- _Problem to work on_
Below are some records. Copy every line in them that holds "MODIFIED".

────────────────

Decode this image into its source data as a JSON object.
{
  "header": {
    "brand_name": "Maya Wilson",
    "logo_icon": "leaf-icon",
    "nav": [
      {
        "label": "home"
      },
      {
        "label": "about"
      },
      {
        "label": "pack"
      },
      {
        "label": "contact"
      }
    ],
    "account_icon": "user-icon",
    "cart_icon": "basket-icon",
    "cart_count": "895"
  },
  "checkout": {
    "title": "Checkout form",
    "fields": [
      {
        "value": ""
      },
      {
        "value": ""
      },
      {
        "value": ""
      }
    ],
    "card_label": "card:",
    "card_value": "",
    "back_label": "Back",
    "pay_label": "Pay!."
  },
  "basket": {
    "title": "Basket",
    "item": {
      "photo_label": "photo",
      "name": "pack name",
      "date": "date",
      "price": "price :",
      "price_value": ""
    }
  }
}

────────────────

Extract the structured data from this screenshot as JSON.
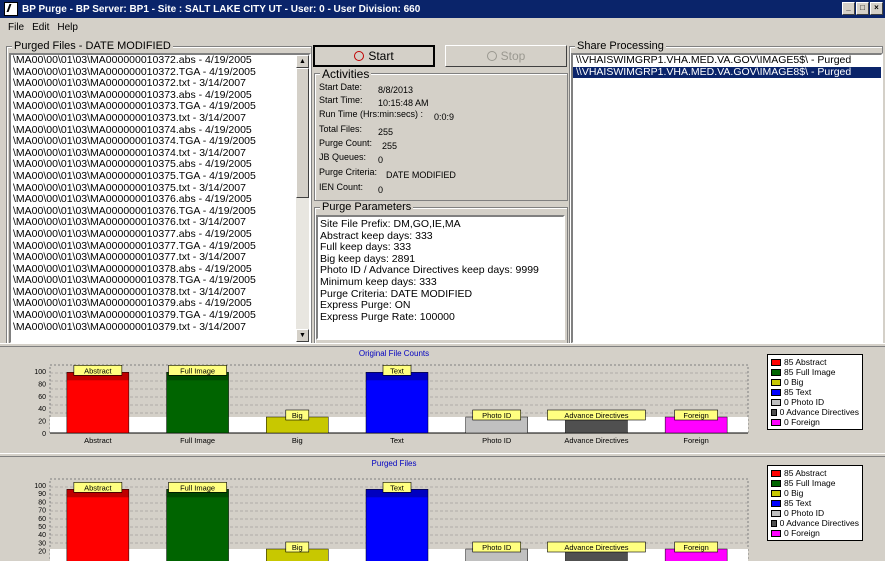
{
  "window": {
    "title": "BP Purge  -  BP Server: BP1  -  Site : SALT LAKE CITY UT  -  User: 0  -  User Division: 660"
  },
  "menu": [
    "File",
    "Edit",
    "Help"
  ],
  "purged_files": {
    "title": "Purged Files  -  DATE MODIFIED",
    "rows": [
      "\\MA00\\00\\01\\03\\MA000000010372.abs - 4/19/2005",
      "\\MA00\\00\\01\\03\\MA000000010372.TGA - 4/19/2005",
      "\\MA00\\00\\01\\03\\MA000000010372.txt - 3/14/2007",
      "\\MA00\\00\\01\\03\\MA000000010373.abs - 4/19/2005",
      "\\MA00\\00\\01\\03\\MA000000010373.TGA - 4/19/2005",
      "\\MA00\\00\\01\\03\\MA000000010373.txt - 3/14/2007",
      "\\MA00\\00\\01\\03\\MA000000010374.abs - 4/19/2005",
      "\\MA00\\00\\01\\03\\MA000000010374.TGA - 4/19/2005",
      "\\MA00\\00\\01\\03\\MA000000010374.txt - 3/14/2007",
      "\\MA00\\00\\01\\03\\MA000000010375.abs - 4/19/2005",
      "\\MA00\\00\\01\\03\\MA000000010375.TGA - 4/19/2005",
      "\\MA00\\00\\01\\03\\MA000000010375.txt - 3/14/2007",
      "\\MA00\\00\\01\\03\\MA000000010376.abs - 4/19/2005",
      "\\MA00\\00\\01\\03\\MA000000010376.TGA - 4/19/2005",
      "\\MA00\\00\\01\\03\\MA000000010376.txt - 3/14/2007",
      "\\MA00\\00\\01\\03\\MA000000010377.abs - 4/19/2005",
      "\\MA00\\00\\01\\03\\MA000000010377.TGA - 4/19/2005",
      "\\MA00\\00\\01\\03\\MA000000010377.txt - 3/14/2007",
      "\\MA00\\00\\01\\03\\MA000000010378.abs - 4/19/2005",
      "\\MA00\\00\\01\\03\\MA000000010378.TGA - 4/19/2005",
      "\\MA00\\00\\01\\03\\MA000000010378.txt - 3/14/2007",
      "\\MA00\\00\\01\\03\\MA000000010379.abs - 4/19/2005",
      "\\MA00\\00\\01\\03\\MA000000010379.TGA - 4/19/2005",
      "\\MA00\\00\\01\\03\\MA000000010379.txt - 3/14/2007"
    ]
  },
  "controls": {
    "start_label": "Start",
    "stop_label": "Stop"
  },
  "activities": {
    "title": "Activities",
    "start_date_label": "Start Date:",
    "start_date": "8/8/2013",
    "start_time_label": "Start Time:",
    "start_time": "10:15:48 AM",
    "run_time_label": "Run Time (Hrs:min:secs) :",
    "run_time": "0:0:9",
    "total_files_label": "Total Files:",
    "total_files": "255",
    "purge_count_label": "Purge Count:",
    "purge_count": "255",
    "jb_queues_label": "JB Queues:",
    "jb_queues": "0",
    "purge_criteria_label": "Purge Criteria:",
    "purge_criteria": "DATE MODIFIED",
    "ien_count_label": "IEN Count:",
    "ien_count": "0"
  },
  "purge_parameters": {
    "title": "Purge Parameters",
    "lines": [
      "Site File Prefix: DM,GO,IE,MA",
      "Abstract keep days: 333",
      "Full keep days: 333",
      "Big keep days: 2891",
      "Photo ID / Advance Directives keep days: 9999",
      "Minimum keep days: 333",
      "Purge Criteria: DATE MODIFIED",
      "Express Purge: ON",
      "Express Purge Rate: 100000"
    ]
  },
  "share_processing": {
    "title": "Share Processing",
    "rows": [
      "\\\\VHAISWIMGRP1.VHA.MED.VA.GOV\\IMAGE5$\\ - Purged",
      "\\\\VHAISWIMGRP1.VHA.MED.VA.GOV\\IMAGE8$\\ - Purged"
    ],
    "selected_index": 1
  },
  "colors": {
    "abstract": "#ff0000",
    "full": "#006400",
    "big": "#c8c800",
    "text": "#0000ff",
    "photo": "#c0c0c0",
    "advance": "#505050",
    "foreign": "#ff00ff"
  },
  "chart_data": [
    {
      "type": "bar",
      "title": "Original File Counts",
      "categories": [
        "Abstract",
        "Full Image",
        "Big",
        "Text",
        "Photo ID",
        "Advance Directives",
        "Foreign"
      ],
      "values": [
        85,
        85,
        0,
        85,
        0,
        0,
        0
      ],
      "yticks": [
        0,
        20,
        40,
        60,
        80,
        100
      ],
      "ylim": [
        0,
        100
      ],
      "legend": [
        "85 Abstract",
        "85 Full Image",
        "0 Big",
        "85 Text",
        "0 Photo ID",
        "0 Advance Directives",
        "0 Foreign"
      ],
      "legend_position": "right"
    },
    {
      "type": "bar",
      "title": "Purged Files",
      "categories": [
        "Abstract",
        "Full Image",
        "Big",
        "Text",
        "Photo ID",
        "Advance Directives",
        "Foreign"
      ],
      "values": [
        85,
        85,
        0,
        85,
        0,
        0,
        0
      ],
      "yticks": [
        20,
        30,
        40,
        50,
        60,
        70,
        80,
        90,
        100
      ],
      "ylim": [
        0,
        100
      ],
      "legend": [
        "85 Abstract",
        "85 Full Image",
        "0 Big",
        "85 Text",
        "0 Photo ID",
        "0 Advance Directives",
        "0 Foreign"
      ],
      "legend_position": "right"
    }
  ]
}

────────────────

- _Response to the task_
    "title": "Purged Files  -  DATE MODIFIED",
    "purge_criteria": "DATE MODIFIED",
      "Purge Criteria: DATE MODIFIED",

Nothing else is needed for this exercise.